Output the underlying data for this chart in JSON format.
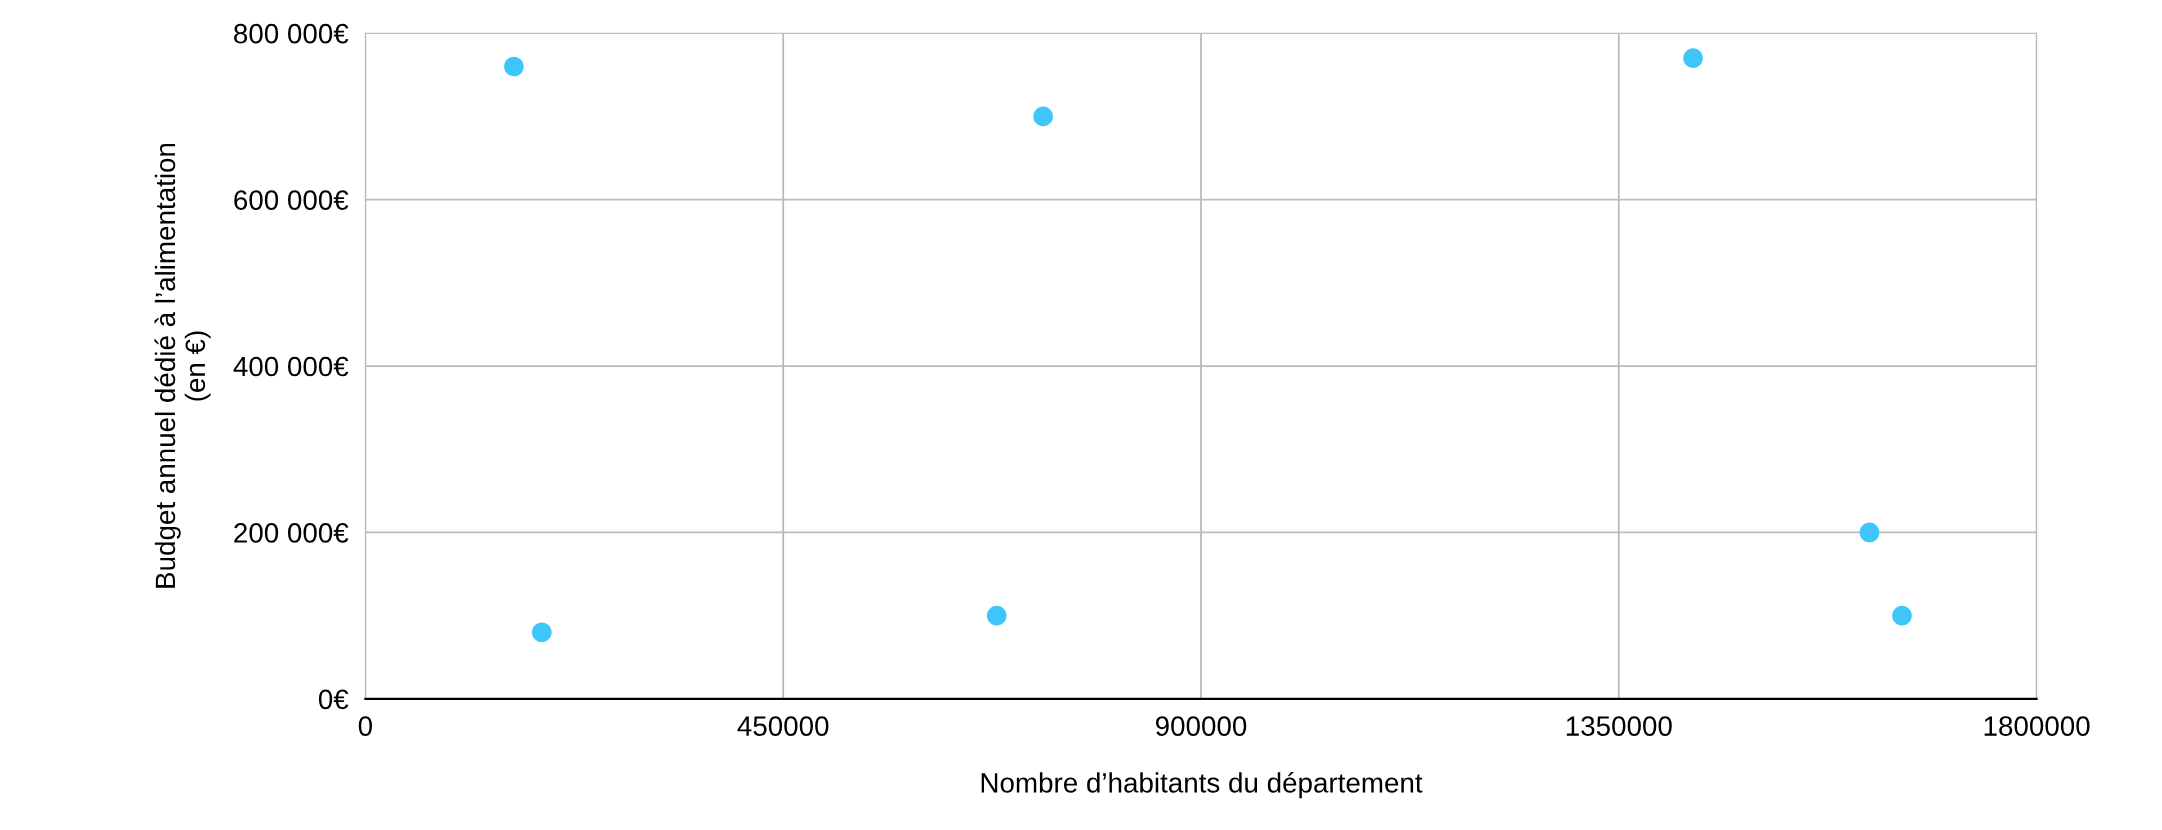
{
  "chart_data": {
    "type": "scatter",
    "xlabel": "Nombre d’habitants du département",
    "ylabel": "Budget annuel dédié à l’alimentation\n(en €)",
    "series": [
      {
        "color": "#3ec6fa",
        "x": [
          190000,
          160000,
          730000,
          680000,
          1430000,
          1620000,
          1655000
        ],
        "values": [
          80000,
          760000,
          700000,
          100000,
          770000,
          200000,
          100000
        ]
      }
    ],
    "xlim": [
      0,
      1800000
    ],
    "xticks": [
      0,
      450000,
      900000,
      1350000,
      1800000
    ],
    "ylim": [
      0,
      800000
    ],
    "yticks": [
      {
        "value": 0,
        "label": "0€"
      },
      {
        "value": 200000,
        "label": "200 000€"
      },
      {
        "value": 400000,
        "label": "400 000€"
      },
      {
        "value": 600000,
        "label": "600 000€"
      },
      {
        "value": 800000,
        "label": "800 000€"
      }
    ],
    "grid": true,
    "marker": "circle"
  }
}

----

> _WRITTEN TASK_
Exclude the pictures. Write out the remaining data exactly.

> _COMPLETE OUTPUT_
Output the underlying data for this chart in JSON format.
{
  "chart_data": {
    "type": "scatter",
    "xlabel": "Nombre d’habitants du département",
    "ylabel": "Budget annuel dédié à l’alimentation\n(en €)",
    "series": [
      {
        "color": "#3ec6fa",
        "x": [
          190000,
          160000,
          730000,
          680000,
          1430000,
          1620000,
          1655000
        ],
        "values": [
          80000,
          760000,
          700000,
          100000,
          770000,
          200000,
          100000
        ]
      }
    ],
    "xlim": [
      0,
      1800000
    ],
    "xticks": [
      0,
      450000,
      900000,
      1350000,
      1800000
    ],
    "ylim": [
      0,
      800000
    ],
    "yticks": [
      {
        "value": 0,
        "label": "0€"
      },
      {
        "value": 200000,
        "label": "200 000€"
      },
      {
        "value": 400000,
        "label": "400 000€"
      },
      {
        "value": 600000,
        "label": "600 000€"
      },
      {
        "value": 800000,
        "label": "800 000€"
      }
    ],
    "grid": true,
    "marker": "circle"
  }
}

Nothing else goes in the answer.